INSTRUCTIONS TO FOLLOW: Do not include the pictures; repeat the rest of the data exactly.

TASK DATA:
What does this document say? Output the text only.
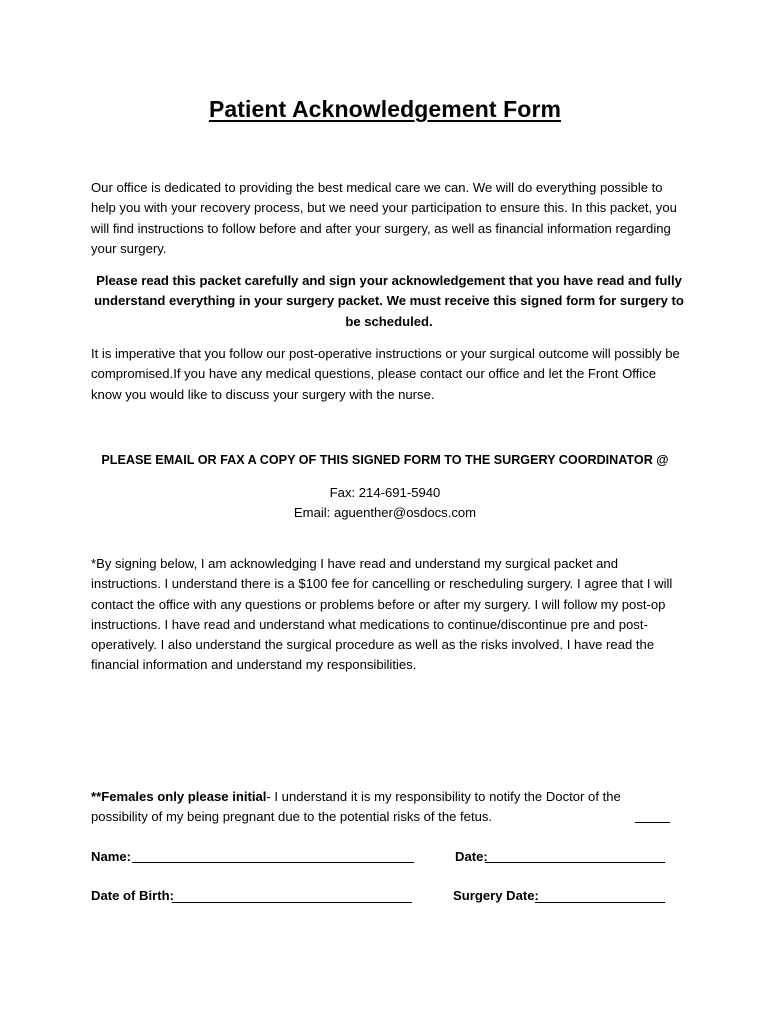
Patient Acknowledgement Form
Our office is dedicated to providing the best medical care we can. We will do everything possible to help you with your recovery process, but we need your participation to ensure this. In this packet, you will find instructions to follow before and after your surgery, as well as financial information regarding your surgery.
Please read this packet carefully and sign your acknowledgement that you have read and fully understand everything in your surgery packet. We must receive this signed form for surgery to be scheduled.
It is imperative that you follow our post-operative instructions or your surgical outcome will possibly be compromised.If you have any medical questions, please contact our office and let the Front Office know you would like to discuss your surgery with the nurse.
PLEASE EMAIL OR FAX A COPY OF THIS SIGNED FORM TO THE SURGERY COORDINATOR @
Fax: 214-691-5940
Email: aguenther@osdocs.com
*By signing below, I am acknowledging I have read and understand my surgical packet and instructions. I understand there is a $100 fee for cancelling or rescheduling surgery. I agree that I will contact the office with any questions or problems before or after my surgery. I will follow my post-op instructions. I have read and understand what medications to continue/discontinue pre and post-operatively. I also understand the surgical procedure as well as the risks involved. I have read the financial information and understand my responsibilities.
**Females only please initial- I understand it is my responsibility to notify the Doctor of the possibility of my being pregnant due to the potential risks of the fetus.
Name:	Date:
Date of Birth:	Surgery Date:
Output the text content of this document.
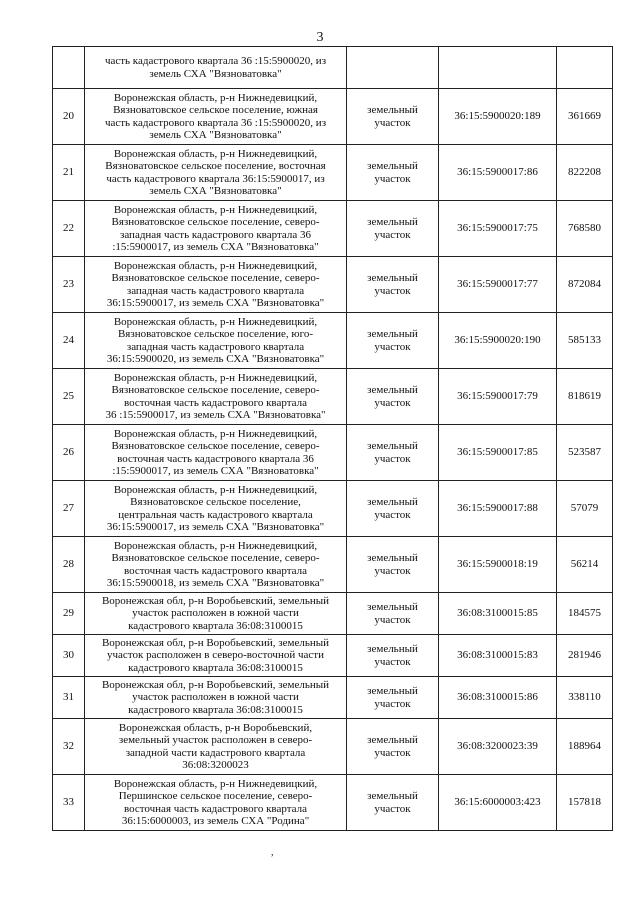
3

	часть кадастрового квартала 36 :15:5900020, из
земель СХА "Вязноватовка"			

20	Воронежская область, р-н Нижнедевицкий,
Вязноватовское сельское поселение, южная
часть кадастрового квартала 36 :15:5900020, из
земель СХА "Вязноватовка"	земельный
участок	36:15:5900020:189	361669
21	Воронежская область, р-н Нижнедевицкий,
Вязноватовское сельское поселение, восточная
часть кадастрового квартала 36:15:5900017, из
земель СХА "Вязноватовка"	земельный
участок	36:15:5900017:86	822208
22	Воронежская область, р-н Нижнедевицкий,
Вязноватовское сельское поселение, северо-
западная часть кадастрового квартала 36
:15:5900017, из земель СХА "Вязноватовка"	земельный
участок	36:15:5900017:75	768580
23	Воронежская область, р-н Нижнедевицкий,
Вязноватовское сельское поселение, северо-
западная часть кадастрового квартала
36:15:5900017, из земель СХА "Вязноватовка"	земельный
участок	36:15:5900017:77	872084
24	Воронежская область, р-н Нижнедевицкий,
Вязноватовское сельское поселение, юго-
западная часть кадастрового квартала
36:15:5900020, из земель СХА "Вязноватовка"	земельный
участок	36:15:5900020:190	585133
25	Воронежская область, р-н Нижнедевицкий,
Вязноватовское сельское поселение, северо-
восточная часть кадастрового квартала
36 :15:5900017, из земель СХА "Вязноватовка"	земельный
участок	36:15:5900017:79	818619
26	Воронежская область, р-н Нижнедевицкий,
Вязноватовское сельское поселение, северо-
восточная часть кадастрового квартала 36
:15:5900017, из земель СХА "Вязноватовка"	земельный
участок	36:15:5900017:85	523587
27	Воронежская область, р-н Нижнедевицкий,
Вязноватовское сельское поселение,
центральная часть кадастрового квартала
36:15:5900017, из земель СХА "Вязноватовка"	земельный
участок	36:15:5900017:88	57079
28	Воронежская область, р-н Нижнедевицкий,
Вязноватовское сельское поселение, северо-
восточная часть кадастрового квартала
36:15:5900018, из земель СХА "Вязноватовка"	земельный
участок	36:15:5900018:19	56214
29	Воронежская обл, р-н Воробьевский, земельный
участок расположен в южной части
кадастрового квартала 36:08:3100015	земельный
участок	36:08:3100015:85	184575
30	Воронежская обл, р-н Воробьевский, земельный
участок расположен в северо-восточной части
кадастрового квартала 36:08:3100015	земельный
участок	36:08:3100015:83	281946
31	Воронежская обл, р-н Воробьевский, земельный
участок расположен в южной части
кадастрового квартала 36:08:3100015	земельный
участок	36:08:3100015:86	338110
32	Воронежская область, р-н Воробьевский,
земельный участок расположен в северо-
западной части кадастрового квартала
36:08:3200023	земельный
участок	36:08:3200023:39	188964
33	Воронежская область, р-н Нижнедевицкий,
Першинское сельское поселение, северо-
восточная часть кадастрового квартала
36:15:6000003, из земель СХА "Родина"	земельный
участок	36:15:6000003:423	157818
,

CORRECT OUTPUT:
What does this document say? Output the text only.
Patient Acknowledgement Form
Our office is dedicated to providing the best medical care we can. We will do everything possible to help you with your recovery process, but we need your participation to ensure this. In this packet, you will find instructions to follow before and after your surgery, as well as financial information regarding your surgery.
Please read this packet carefully and sign your acknowledgement that you have read and fully understand everything in your surgery packet. We must receive this signed form for surgery to be scheduled.
It is imperative that you follow our post-operative instructions or your surgical outcome will possibly be compromised.If you have any medical questions, please contact our office and let the Front Office know you would like to discuss your surgery with the nurse.
PLEASE EMAIL OR FAX A COPY OF THIS SIGNED FORM TO THE SURGERY COORDINATOR @
Fax: 214-691-5940
Email: aguenther@osdocs.com
*By signing below, I am acknowledging I have read and understand my surgical packet and instructions. I understand there is a $100 fee for cancelling or rescheduling surgery. I agree that I will contact the office with any questions or problems before or after my surgery. I will follow my post-op instructions. I have read and understand what medications to continue/discontinue pre and post-operatively. I also understand the surgical procedure as well as the risks involved. I have read the financial information and understand my responsibilities.
**Females only please initial- I understand it is my responsibility to notify the Doctor of the possibility of my being pregnant due to the potential risks of the fetus.
Name:	Date:
Date of Birth:	Surgery Date:
Output the text content of this document.
3

	часть кадастрового квартала 36 :15:5900020, из
земель СХА "Вязноватовка"			

20	Воронежская область, р-н Нижнедевицкий,
Вязноватовское сельское поселение, южная
часть кадастрового квартала 36 :15:5900020, из
земель СХА "Вязноватовка"	земельный
участок	36:15:5900020:189	361669
21	Воронежская область, р-н Нижнедевицкий,
Вязноватовское сельское поселение, восточная
часть кадастрового квартала 36:15:5900017, из
земель СХА "Вязноватовка"	земельный
участок	36:15:5900017:86	822208
22	Воронежская область, р-н Нижнедевицкий,
Вязноватовское сельское поселение, северо-
западная часть кадастрового квартала 36
:15:5900017, из земель СХА "Вязноватовка"	земельный
участок	36:15:5900017:75	768580
23	Воронежская область, р-н Нижнедевицкий,
Вязноватовское сельское поселение, северо-
западная часть кадастрового квартала
36:15:5900017, из земель СХА "Вязноватовка"	земельный
участок	36:15:5900017:77	872084
24	Воронежская область, р-н Нижнедевицкий,
Вязноватовское сельское поселение, юго-
западная часть кадастрового квартала
36:15:5900020, из земель СХА "Вязноватовка"	земельный
участок	36:15:5900020:190	585133
25	Воронежская область, р-н Нижнедевицкий,
Вязноватовское сельское поселение, северо-
восточная часть кадастрового квартала
36 :15:5900017, из земель СХА "Вязноватовка"	земельный
участок	36:15:5900017:79	818619
26	Воронежская область, р-н Нижнедевицкий,
Вязноватовское сельское поселение, северо-
восточная часть кадастрового квартала 36
:15:5900017, из земель СХА "Вязноватовка"	земельный
участок	36:15:5900017:85	523587
27	Воронежская область, р-н Нижнедевицкий,
Вязноватовское сельское поселение,
центральная часть кадастрового квартала
36:15:5900017, из земель СХА "Вязноватовка"	земельный
участок	36:15:5900017:88	57079
28	Воронежская область, р-н Нижнедевицкий,
Вязноватовское сельское поселение, северо-
восточная часть кадастрового квартала
36:15:5900018, из земель СХА "Вязноватовка"	земельный
участок	36:15:5900018:19	56214
29	Воронежская обл, р-н Воробьевский, земельный
участок расположен в южной части
кадастрового квартала 36:08:3100015	земельный
участок	36:08:3100015:85	184575
30	Воронежская обл, р-н Воробьевский, земельный
участок расположен в северо-восточной части
кадастрового квартала 36:08:3100015	земельный
участок	36:08:3100015:83	281946
31	Воронежская обл, р-н Воробьевский, земельный
участок расположен в южной части
кадастрового квартала 36:08:3100015	земельный
участок	36:08:3100015:86	338110
32	Воронежская область, р-н Воробьевский,
земельный участок расположен в северо-
западной части кадастрового квартала
36:08:3200023	земельный
участок	36:08:3200023:39	188964
33	Воронежская область, р-н Нижнедевицкий,
Першинское сельское поселение, северо-
восточная часть кадастрового квартала
36:15:6000003, из земель СХА "Родина"	земельный
участок	36:15:6000003:423	157818
,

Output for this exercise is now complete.